### Problem
Return each of the rows below verbatim, keeping their original order.

[Stored data entries]
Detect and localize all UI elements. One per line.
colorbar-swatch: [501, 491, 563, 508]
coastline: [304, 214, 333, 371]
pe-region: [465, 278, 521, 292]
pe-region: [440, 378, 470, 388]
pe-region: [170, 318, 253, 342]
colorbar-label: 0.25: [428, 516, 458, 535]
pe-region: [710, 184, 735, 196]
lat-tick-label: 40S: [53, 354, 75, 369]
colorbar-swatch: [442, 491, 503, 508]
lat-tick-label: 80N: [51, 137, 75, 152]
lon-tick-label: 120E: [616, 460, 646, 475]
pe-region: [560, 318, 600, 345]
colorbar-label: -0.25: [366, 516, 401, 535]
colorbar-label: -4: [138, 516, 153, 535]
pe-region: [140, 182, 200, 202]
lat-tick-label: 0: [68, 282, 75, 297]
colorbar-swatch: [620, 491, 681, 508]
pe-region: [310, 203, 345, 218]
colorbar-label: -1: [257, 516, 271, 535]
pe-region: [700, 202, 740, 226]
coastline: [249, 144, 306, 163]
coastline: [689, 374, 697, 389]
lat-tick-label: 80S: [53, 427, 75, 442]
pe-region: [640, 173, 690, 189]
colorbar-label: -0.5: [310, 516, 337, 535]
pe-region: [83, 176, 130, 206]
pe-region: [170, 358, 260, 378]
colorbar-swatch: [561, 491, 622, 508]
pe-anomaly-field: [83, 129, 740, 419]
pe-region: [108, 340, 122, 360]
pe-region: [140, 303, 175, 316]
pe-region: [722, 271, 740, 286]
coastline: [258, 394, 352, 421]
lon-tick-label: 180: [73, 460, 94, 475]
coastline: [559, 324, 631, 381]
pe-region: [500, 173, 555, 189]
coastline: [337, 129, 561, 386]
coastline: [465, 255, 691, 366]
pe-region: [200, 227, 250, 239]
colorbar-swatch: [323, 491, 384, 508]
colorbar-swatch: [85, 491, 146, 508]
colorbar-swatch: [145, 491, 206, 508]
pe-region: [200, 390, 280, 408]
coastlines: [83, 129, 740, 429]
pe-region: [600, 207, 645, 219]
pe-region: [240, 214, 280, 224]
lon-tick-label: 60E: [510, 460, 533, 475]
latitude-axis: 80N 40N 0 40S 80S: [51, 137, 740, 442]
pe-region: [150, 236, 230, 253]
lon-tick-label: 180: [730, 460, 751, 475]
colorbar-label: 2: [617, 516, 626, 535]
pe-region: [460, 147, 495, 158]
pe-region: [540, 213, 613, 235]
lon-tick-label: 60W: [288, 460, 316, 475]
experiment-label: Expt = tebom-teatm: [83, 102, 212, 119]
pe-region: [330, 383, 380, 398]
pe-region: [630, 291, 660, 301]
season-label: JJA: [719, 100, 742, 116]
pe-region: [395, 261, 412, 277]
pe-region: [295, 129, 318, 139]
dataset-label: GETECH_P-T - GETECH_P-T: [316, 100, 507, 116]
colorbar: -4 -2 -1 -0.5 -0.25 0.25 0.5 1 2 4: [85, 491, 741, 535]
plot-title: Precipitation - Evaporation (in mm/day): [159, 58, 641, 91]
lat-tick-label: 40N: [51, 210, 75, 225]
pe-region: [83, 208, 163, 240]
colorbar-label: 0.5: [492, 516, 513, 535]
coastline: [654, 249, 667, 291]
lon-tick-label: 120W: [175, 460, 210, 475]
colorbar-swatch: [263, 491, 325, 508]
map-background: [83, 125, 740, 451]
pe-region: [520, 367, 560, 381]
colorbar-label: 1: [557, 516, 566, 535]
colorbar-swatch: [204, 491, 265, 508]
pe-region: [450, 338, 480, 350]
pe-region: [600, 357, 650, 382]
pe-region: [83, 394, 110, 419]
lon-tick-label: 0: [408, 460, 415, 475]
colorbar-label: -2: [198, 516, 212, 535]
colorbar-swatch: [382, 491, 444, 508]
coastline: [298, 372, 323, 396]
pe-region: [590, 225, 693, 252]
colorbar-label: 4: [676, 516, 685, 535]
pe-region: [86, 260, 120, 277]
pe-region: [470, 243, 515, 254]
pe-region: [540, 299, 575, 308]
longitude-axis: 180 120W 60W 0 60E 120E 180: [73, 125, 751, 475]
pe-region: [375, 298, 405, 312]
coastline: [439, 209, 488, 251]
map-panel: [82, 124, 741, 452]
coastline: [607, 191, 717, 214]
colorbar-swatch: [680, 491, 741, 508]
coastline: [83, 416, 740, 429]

### Worked answer
Detect and localize all UI elements. One per line.
colorbar-swatch: [501, 491, 563, 508]
coastline: [304, 214, 333, 371]
pe-region: [465, 278, 521, 292]
pe-region: [440, 378, 470, 388]
pe-region: [170, 318, 253, 342]
colorbar-label: 0.25: [428, 516, 458, 535]
pe-region: [710, 184, 735, 196]
lat-tick-label: 40S: [53, 354, 75, 369]
colorbar-swatch: [442, 491, 503, 508]
lat-tick-label: 80N: [51, 137, 75, 152]
lon-tick-label: 120E: [616, 460, 646, 475]
pe-region: [560, 318, 600, 345]
colorbar-label: -0.25: [366, 516, 401, 535]
colorbar-label: -4: [138, 516, 153, 535]
pe-region: [140, 182, 200, 202]
lat-tick-label: 0: [68, 282, 75, 297]
colorbar-swatch: [620, 491, 681, 508]
pe-region: [310, 203, 345, 218]
colorbar-label: -1: [257, 516, 271, 535]
pe-region: [700, 202, 740, 226]
coastline: [249, 144, 306, 163]
coastline: [689, 374, 697, 389]
lat-tick-label: 80S: [53, 427, 75, 442]
pe-region: [640, 173, 690, 189]
colorbar-label: -0.5: [310, 516, 337, 535]
pe-region: [83, 176, 130, 206]
pe-region: [170, 358, 260, 378]
colorbar-swatch: [561, 491, 622, 508]
pe-anomaly-field: [83, 129, 740, 419]
pe-region: [108, 340, 122, 360]
pe-region: [140, 303, 175, 316]
pe-region: [722, 271, 740, 286]
coastline: [258, 394, 352, 421]
lon-tick-label: 180: [73, 460, 94, 475]
coastline: [559, 324, 631, 381]
pe-region: [500, 173, 555, 189]
coastline: [337, 129, 561, 386]
coastline: [465, 255, 691, 366]
pe-region: [200, 227, 250, 239]
colorbar-swatch: [323, 491, 384, 508]
colorbar-swatch: [85, 491, 146, 508]
colorbar-swatch: [145, 491, 206, 508]
pe-region: [200, 390, 280, 408]
coastlines: [83, 129, 740, 429]
pe-region: [600, 207, 645, 219]
pe-region: [240, 214, 280, 224]
lon-tick-label: 60E: [510, 460, 533, 475]
latitude-axis: 80N 40N 0 40S 80S: [51, 137, 740, 442]
pe-region: [150, 236, 230, 253]
lon-tick-label: 180: [730, 460, 751, 475]
colorbar-label: 2: [617, 516, 626, 535]
pe-region: [460, 147, 495, 158]
pe-region: [540, 213, 613, 235]
lon-tick-label: 60W: [288, 460, 316, 475]
experiment-label: Expt = tebom-teatm: [83, 102, 212, 119]
pe-region: [330, 383, 380, 398]
pe-region: [630, 291, 660, 301]
season-label: JJA: [719, 100, 742, 116]
pe-region: [395, 261, 412, 277]
pe-region: [295, 129, 318, 139]
dataset-label: GETECH_P-T - GETECH_P-T: [316, 100, 507, 116]
colorbar: -4 -2 -1 -0.5 -0.25 0.25 0.5 1 2 4: [85, 491, 741, 535]
plot-title: Precipitation - Evaporation (in mm/day): [159, 58, 641, 91]
lat-tick-label: 40N: [51, 210, 75, 225]
pe-region: [83, 208, 163, 240]
colorbar-label: 0.5: [492, 516, 513, 535]
coastline: [654, 249, 667, 291]
lon-tick-label: 120W: [175, 460, 210, 475]
colorbar-swatch: [263, 491, 325, 508]
map-background: [83, 125, 740, 451]
pe-region: [520, 367, 560, 381]
colorbar-label: 1: [557, 516, 566, 535]
colorbar-swatch: [204, 491, 265, 508]
pe-region: [450, 338, 480, 350]
pe-region: [600, 357, 650, 382]
pe-region: [83, 394, 110, 419]
lon-tick-label: 0: [408, 460, 415, 475]
colorbar-label: -2: [198, 516, 212, 535]
colorbar-swatch: [382, 491, 444, 508]
coastline: [298, 372, 323, 396]
pe-region: [590, 225, 693, 252]
colorbar-label: 4: [676, 516, 685, 535]
pe-region: [86, 260, 120, 277]
pe-region: [470, 243, 515, 254]
pe-region: [540, 299, 575, 308]
longitude-axis: 180 120W 60W 0 60E 120E 180: [73, 125, 751, 475]
pe-region: [375, 298, 405, 312]
coastline: [439, 209, 488, 251]
map-panel: [82, 124, 741, 452]
coastline: [607, 191, 717, 214]
colorbar-swatch: [680, 491, 741, 508]
coastline: [83, 416, 740, 429]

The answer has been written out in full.